AIM OF THE TASK
Using the entries that follow, count the lines containing the word "label" and give that number by itself.

EXCERPTED DATA
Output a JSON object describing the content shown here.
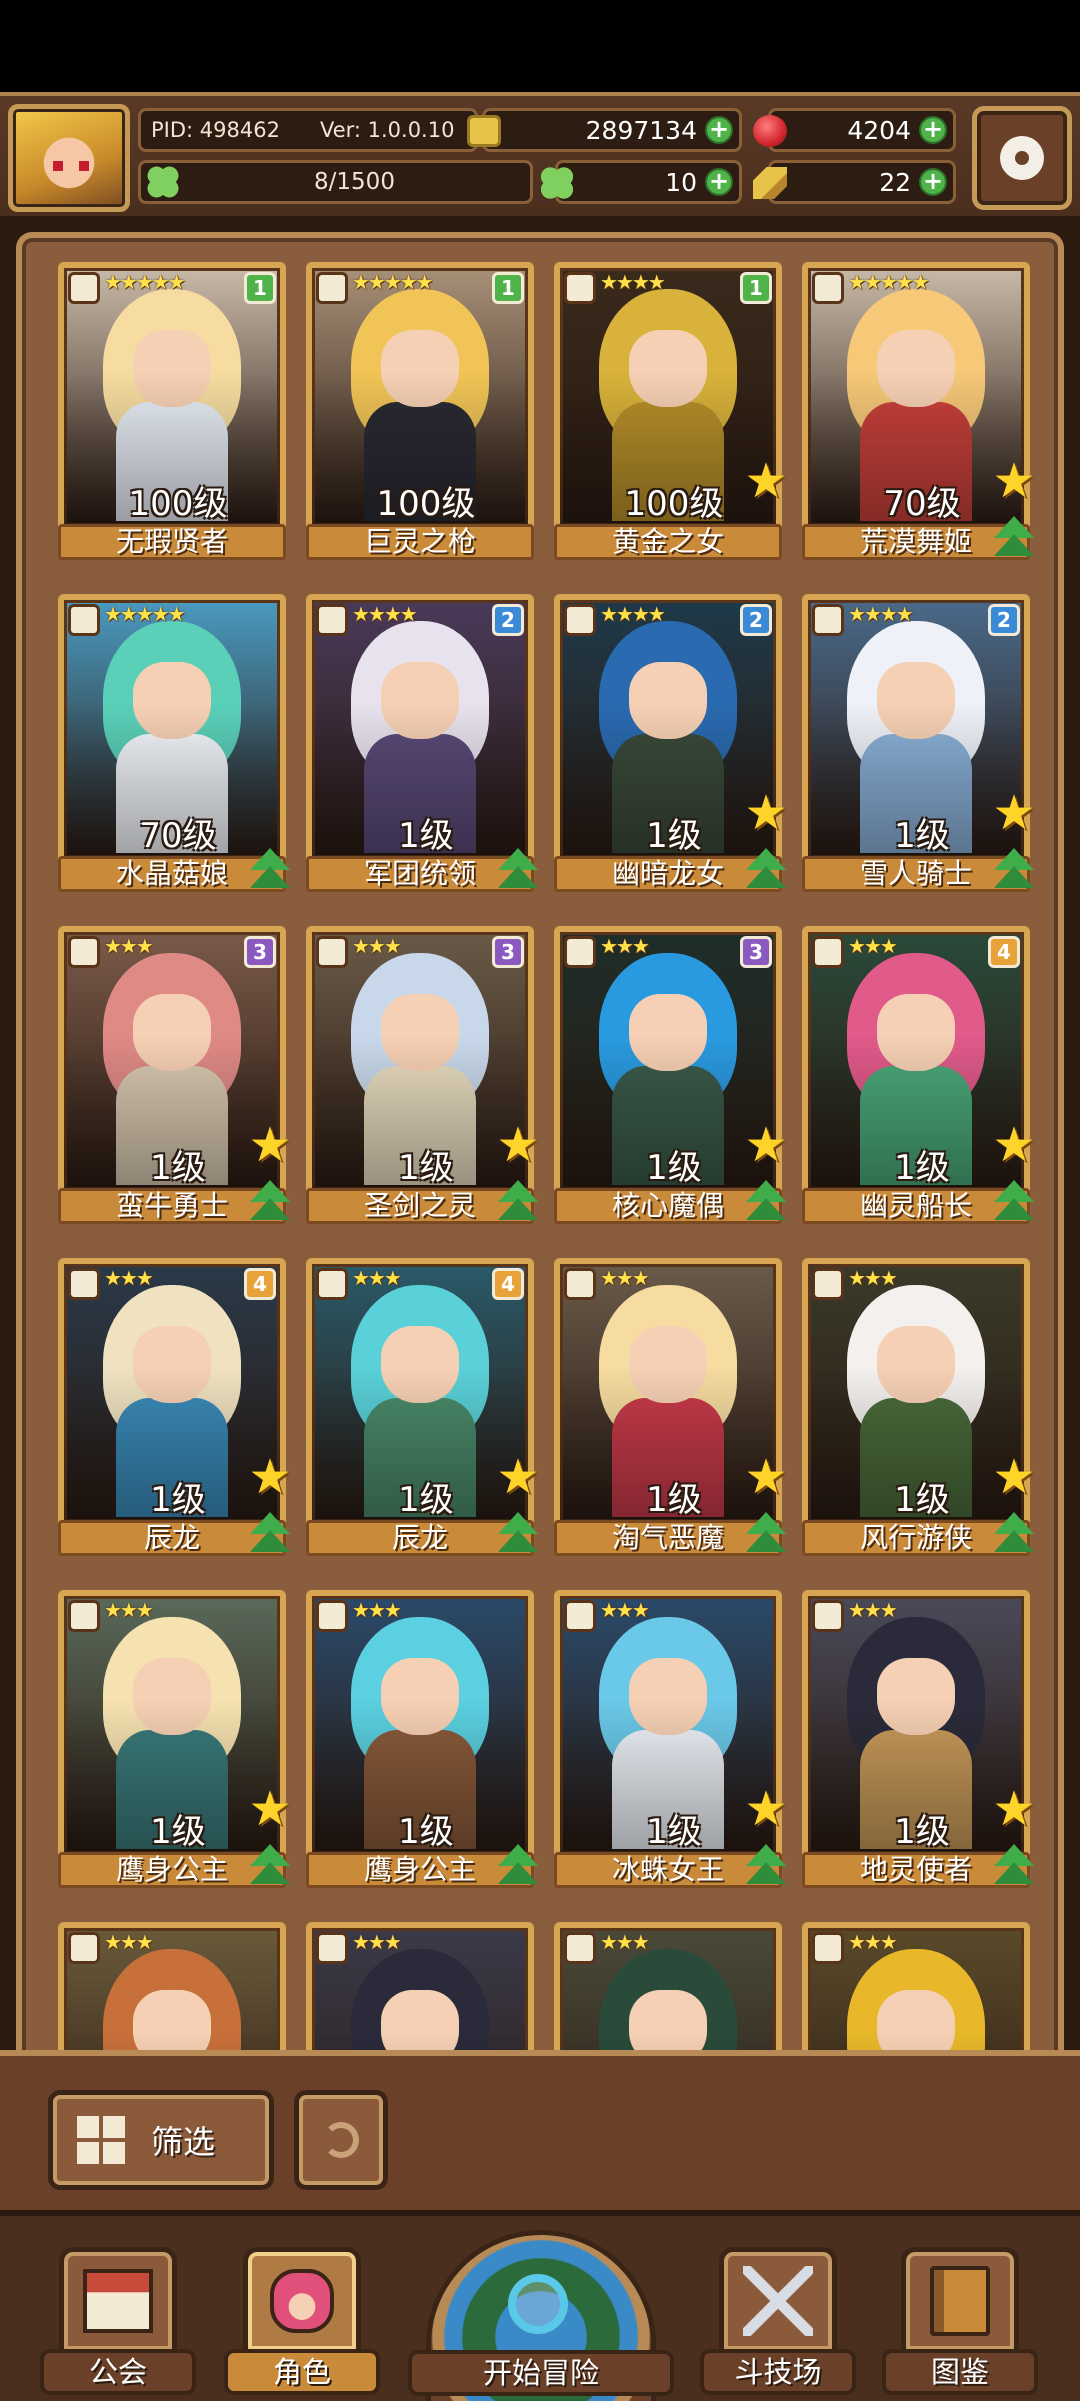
{
  "header": {
    "pid": "PID: 498462",
    "version": "Ver: 1.0.0.10",
    "level_progress": "8/1500",
    "gold": "2897134",
    "gems": "4204",
    "clovers": "10",
    "feathers": "22"
  },
  "cards": [
    {
      "name": "无瑕贤者",
      "level": "100级",
      "stars": "★★★★★",
      "badge": "1",
      "badge_color": "#4fb34a",
      "hair": "#f6dca0",
      "body": "#e8eef6",
      "bg": "#c9b9a8",
      "show_star": false,
      "show_up": false
    },
    {
      "name": "巨灵之枪",
      "level": "100级",
      "stars": "★★★★★",
      "badge": "1",
      "badge_color": "#4fb34a",
      "hair": "#f0c456",
      "body": "#2a2a34",
      "bg": "#a89078",
      "show_star": false,
      "show_up": false
    },
    {
      "name": "黄金之女",
      "level": "100级",
      "stars": "★★★★",
      "badge": "1",
      "badge_color": "#4fb34a",
      "hair": "#d8b23a",
      "body": "#b8902a",
      "bg": "#3a2a1c",
      "show_star": true,
      "show_up": false
    },
    {
      "name": "荒漠舞姬",
      "level": "70级",
      "stars": "★★★★★",
      "badge": "",
      "badge_color": "",
      "hair": "#f6c878",
      "body": "#c8403a",
      "bg": "#c9b9a8",
      "show_star": true,
      "show_up": true
    },
    {
      "name": "水晶菇娘",
      "level": "70级",
      "stars": "★★★★★",
      "badge": "",
      "badge_color": "",
      "hair": "#5ad0b8",
      "body": "#f3f6fa",
      "bg": "#4a9ac0",
      "show_star": false,
      "show_up": true
    },
    {
      "name": "军团统领",
      "level": "1级",
      "stars": "★★★★",
      "badge": "2",
      "badge_color": "#3a8ad8",
      "hair": "#e8e2ee",
      "body": "#5a4a78",
      "bg": "#4a3a5a",
      "show_star": false,
      "show_up": true
    },
    {
      "name": "幽暗龙女",
      "level": "1级",
      "stars": "★★★★",
      "badge": "2",
      "badge_color": "#3a8ad8",
      "hair": "#2a6ab0",
      "body": "#3a4a3a",
      "bg": "#1e3a4a",
      "show_star": true,
      "show_up": true
    },
    {
      "name": "雪人骑士",
      "level": "1级",
      "stars": "★★★★",
      "badge": "2",
      "badge_color": "#3a8ad8",
      "hair": "#eef2f8",
      "body": "#8ab0d8",
      "bg": "#4a6a8a",
      "show_star": true,
      "show_up": true
    },
    {
      "name": "蛮牛勇士",
      "level": "1级",
      "stars": "★★★",
      "badge": "3",
      "badge_color": "#8a5ac0",
      "hair": "#e08a86",
      "body": "#d8c8b0",
      "bg": "#7a5a4a",
      "show_star": true,
      "show_up": true
    },
    {
      "name": "圣剑之灵",
      "level": "1级",
      "stars": "★★★",
      "badge": "3",
      "badge_color": "#8a5ac0",
      "hair": "#c8d8ea",
      "body": "#e8dcc0",
      "bg": "#6a5a48",
      "show_star": true,
      "show_up": true
    },
    {
      "name": "核心魔偶",
      "level": "1级",
      "stars": "★★★",
      "badge": "3",
      "badge_color": "#8a5ac0",
      "hair": "#2a9ae0",
      "body": "#3a5a4a",
      "bg": "#1e2e2a",
      "show_star": true,
      "show_up": true
    },
    {
      "name": "幽灵船长",
      "level": "1级",
      "stars": "★★★",
      "badge": "4",
      "badge_color": "#e8a23a",
      "hair": "#e05a8a",
      "body": "#4aa878",
      "bg": "#2a4a3a",
      "show_star": true,
      "show_up": true
    },
    {
      "name": "辰龙",
      "level": "1级",
      "stars": "★★★",
      "badge": "4",
      "badge_color": "#e8a23a",
      "hair": "#f0e2c0",
      "body": "#3a8ab8",
      "bg": "#2a3a4a",
      "show_star": true,
      "show_up": true
    },
    {
      "name": "辰龙",
      "level": "1级",
      "stars": "★★★",
      "badge": "4",
      "badge_color": "#e8a23a",
      "hair": "#5ad0d8",
      "body": "#4a8a6a",
      "bg": "#2a5a6a",
      "show_star": true,
      "show_up": true
    },
    {
      "name": "淘气恶魔",
      "level": "1级",
      "stars": "★★★",
      "badge": "",
      "badge_color": "",
      "hair": "#f6dca0",
      "body": "#c83a4a",
      "bg": "#6a5a4a",
      "show_star": true,
      "show_up": true
    },
    {
      "name": "风行游侠",
      "level": "1级",
      "stars": "★★★",
      "badge": "",
      "badge_color": "",
      "hair": "#f3f0ee",
      "body": "#4a6a3a",
      "bg": "#3a3a2a",
      "show_star": true,
      "show_up": true
    },
    {
      "name": "鹰身公主",
      "level": "1级",
      "stars": "★★★",
      "badge": "",
      "badge_color": "",
      "hair": "#f6e2b0",
      "body": "#3a7a7a",
      "bg": "#5a6a5a",
      "show_star": true,
      "show_up": true
    },
    {
      "name": "鹰身公主",
      "level": "1级",
      "stars": "★★★",
      "badge": "",
      "badge_color": "",
      "hair": "#5ad0e0",
      "body": "#8a5a3a",
      "bg": "#2a4a6a",
      "show_star": false,
      "show_up": true
    },
    {
      "name": "冰蛛女王",
      "level": "1级",
      "stars": "★★★",
      "badge": "",
      "badge_color": "",
      "hair": "#6ac8e8",
      "body": "#eef2f8",
      "bg": "#2a4a6a",
      "show_star": true,
      "show_up": true
    },
    {
      "name": "地灵使者",
      "level": "1级",
      "stars": "★★★",
      "badge": "",
      "badge_color": "",
      "hair": "#2a2a3a",
      "body": "#c89a5a",
      "bg": "#4a4a5a",
      "show_star": true,
      "show_up": true
    },
    {
      "name": "",
      "level": "",
      "stars": "★★★",
      "badge": "",
      "badge_color": "",
      "hair": "#c8703a",
      "body": "#a85a3a",
      "bg": "#6a5a3a",
      "show_star": false,
      "show_up": false
    },
    {
      "name": "",
      "level": "",
      "stars": "★★★",
      "badge": "",
      "badge_color": "",
      "hair": "#2a2a3a",
      "body": "#eeeeee",
      "bg": "#3a3a4a",
      "show_star": false,
      "show_up": false
    },
    {
      "name": "",
      "level": "",
      "stars": "★★★",
      "badge": "",
      "badge_color": "",
      "hair": "#2a4a3a",
      "body": "#4a8a7a",
      "bg": "#4a4a3a",
      "show_star": false,
      "show_up": false
    },
    {
      "name": "",
      "level": "",
      "stars": "★★★",
      "badge": "",
      "badge_color": "",
      "hair": "#e8b82a",
      "body": "#e8b82a",
      "bg": "#5a4a2a",
      "show_star": false,
      "show_up": false
    }
  ],
  "filter": {
    "label": "筛选"
  },
  "nav": [
    {
      "label": "公会",
      "icon": "guild-icon",
      "active": false
    },
    {
      "label": "角色",
      "icon": "character-icon",
      "active": true
    },
    {
      "label": "开始冒险",
      "icon": "adventure-globe-icon",
      "active": false
    },
    {
      "label": "斗技场",
      "icon": "arena-swords-icon",
      "active": false
    },
    {
      "label": "图鉴",
      "icon": "codex-book-icon",
      "active": false
    }
  ]
}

RESPONSE TO THIS EXERCISE
6